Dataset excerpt
= = = = =

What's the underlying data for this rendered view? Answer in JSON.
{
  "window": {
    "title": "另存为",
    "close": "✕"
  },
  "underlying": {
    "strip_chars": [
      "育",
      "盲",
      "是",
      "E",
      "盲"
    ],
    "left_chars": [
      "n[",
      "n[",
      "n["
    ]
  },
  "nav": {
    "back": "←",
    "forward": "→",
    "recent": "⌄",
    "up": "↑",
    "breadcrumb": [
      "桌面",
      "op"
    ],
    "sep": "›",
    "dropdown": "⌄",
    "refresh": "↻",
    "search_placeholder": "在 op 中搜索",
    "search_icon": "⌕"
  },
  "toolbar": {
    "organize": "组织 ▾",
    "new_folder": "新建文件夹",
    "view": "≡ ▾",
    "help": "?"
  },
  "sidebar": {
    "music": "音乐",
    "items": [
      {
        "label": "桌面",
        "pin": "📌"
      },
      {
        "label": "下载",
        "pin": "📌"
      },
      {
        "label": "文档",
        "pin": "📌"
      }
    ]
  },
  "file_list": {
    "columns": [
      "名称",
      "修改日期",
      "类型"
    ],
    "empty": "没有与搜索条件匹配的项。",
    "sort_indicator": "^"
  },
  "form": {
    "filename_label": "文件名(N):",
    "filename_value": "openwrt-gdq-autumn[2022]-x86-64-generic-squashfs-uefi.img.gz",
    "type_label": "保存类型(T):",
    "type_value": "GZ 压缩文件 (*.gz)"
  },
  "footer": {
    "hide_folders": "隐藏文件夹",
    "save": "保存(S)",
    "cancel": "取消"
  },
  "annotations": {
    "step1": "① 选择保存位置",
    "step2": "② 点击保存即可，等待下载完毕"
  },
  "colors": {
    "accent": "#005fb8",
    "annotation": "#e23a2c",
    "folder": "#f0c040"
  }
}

= = = = =

### [Work required]
Identify all lines where the word "underlying" shows up. Copy them.

### [Answer]
What's the underlying data for this rendered view? Answer in JSON.
  "underlying": {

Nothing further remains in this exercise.